Supplied material ->
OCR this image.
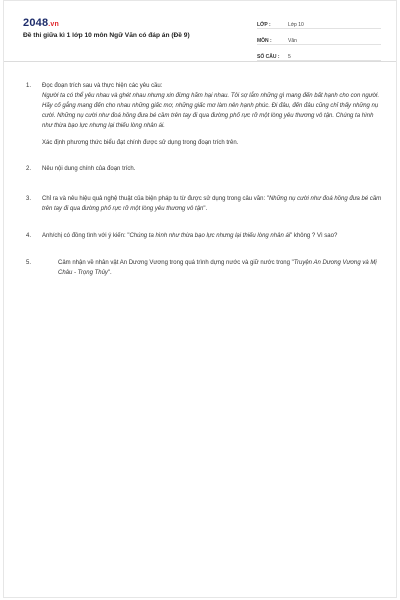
2048.vn
Đề thi giữa kì 1 lớp 10 môn Ngữ Văn có đáp án (Đề 9)
LỚP :	Lớp 10
MÔN :	Văn
SỐ CÂU :	5
1.	Đọc đoạn trích sau và thực hiện các yêu cầu:
Người ta có thể yêu nhau và ghét nhau nhưng xin đừng hãm hại nhau. Tôi sợ lắm những gì mang đến bất hạnh cho con người. Hãy cố gắng mang đến cho nhau những giấc mơ, những giấc mơ làm nên hạnh phúc. Đi đâu, đến đâu cũng chỉ thấy những nụ cười. Những nụ cười như đoá hồng đưa bé cầm trên tay đi qua đường phố rực rỡ một lòng yêu thương vô tận. Chúng ta hình như thừa bạo lực nhưng lại thiếu lòng nhân ái.
Xác định phương thức biểu đạt chính được sử dụng trong đoạn trích trên.
2.	Nêu nội dung chính của đoạn trích.
3.	Chỉ ra và nêu hiệu quả nghệ thuật của biện pháp tu từ được sử dụng trong câu văn: "Những nụ cười như đoá hồng đưa bé cầm trên tay đi qua đường phố rực rỡ một lòng yêu thương vô tận".
4.	Anh/chị có đồng tình với ý kiến: "Chúng ta hình như thừa bạo lực nhưng lại thiếu lòng nhân ái" không ? Vì sao?
5.	Cảm nhận về nhân vật An Dương Vương trong quá trình dựng nước và giữ nước trong "Truyện An Dương Vương và Mị Châu - Trọng Thủy".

Problem requirements ->
Exclude the pictures. Write out the remaining data exactly.

Task result ->
OCR this image.
2048.vn
Đề thi giữa kì 1 lớp 10 môn Ngữ Văn có đáp án (Đề 9)
LỚP :	Lớp 10
MÔN :	Văn
SỐ CÂU :	5
1.	Đọc đoạn trích sau và thực hiện các yêu cầu:
Người ta có thể yêu nhau và ghét nhau nhưng xin đừng hãm hại nhau. Tôi sợ lắm những gì mang đến bất hạnh cho con người. Hãy cố gắng mang đến cho nhau những giấc mơ, những giấc mơ làm nên hạnh phúc. Đi đâu, đến đâu cũng chỉ thấy những nụ cười. Những nụ cười như đoá hồng đưa bé cầm trên tay đi qua đường phố rực rỡ một lòng yêu thương vô tận. Chúng ta hình như thừa bạo lực nhưng lại thiếu lòng nhân ái.
Xác định phương thức biểu đạt chính được sử dụng trong đoạn trích trên.
2.	Nêu nội dung chính của đoạn trích.
3.	Chỉ ra và nêu hiệu quả nghệ thuật của biện pháp tu từ được sử dụng trong câu văn: "Những nụ cười như đoá hồng đưa bé cầm trên tay đi qua đường phố rực rỡ một lòng yêu thương vô tận".
4.	Anh/chị có đồng tình với ý kiến: "Chúng ta hình như thừa bạo lực nhưng lại thiếu lòng nhân ái" không ? Vì sao?
5.	Cảm nhận về nhân vật An Dương Vương trong quá trình dựng nước và giữ nước trong "Truyện An Dương Vương và Mị Châu - Trọng Thủy".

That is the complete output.